ENTRIES PROVIDED:
•••
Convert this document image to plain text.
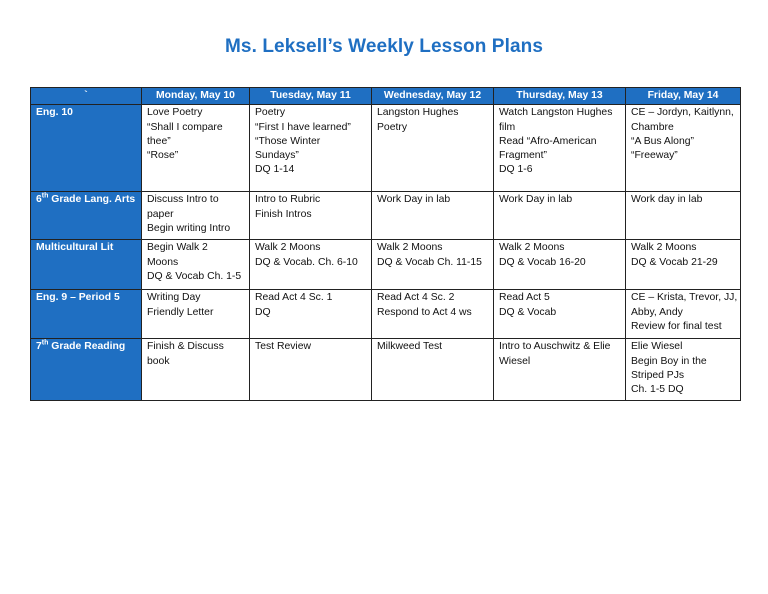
Ms. Leksell’s Weekly Lesson Plans
`	Monday, May 10	Tuesday, May 11	Wednesday, May 12	Thursday, May 13	Friday, May 14
Eng. 10	Love Poetry
“Shall I compare
thee”
“Rose”	Poetry
“First I have learned”
“Those Winter
Sundays”
DQ 1-14	Langston Hughes
Poetry	Watch Langston Hughes
film
Read “Afro-American
Fragment”
DQ 1-6	CE – Jordyn, Kaitlynn,
Chambre
“A Bus Along”
“Freeway”

6th Grade Lang. Arts	Discuss Intro to
paper
Begin writing Intro	Intro to Rubric
Finish Intros	Work Day in lab	Work Day in lab	Work day in lab

Multicultural Lit	Begin Walk 2
Moons
DQ & Vocab Ch. 1-5	Walk 2 Moons
DQ & Vocab. Ch. 6-10	Walk 2 Moons
DQ & Vocab Ch. 11-15	Walk 2 Moons
DQ & Vocab 16-20	Walk 2 Moons
DQ & Vocab 21-29

Eng. 9 – Period 5	Writing Day
Friendly Letter	Read Act 4 Sc. 1
DQ	Read Act 4 Sc. 2
Respond to Act 4 ws	Read Act 5
DQ & Vocab	CE – Krista, Trevor, JJ,
Abby, Andy
Review for final test

7th Grade Reading	Finish & Discuss
book	Test Review	Milkweed Test	Intro to Auschwitz & Elie
Wiesel	Elie Wiesel
Begin Boy in the
Striped PJs
Ch. 1-5 DQ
•••
WHAT IS EXPECTED:
Reproduce each entry precisely. Leave the pictures out.

OUTPUT FOR THIS TASK:
Convert this document image to plain text.
Ms. Leksell’s Weekly Lesson Plans
`	Monday, May 10	Tuesday, May 11	Wednesday, May 12	Thursday, May 13	Friday, May 14
Eng. 10	Love Poetry
“Shall I compare
thee”
“Rose”	Poetry
“First I have learned”
“Those Winter
Sundays”
DQ 1-14	Langston Hughes
Poetry	Watch Langston Hughes
film
Read “Afro-American
Fragment”
DQ 1-6	CE – Jordyn, Kaitlynn,
Chambre
“A Bus Along”
“Freeway”

6th Grade Lang. Arts	Discuss Intro to
paper
Begin writing Intro	Intro to Rubric
Finish Intros	Work Day in lab	Work Day in lab	Work day in lab

Multicultural Lit	Begin Walk 2
Moons
DQ & Vocab Ch. 1-5	Walk 2 Moons
DQ & Vocab. Ch. 6-10	Walk 2 Moons
DQ & Vocab Ch. 11-15	Walk 2 Moons
DQ & Vocab 16-20	Walk 2 Moons
DQ & Vocab 21-29

Eng. 9 – Period 5	Writing Day
Friendly Letter	Read Act 4 Sc. 1
DQ	Read Act 4 Sc. 2
Respond to Act 4 ws	Read Act 5
DQ & Vocab	CE – Krista, Trevor, JJ,
Abby, Andy
Review for final test

7th Grade Reading	Finish & Discuss
book	Test Review	Milkweed Test	Intro to Auschwitz & Elie
Wiesel	Elie Wiesel
Begin Boy in the
Striped PJs
Ch. 1-5 DQ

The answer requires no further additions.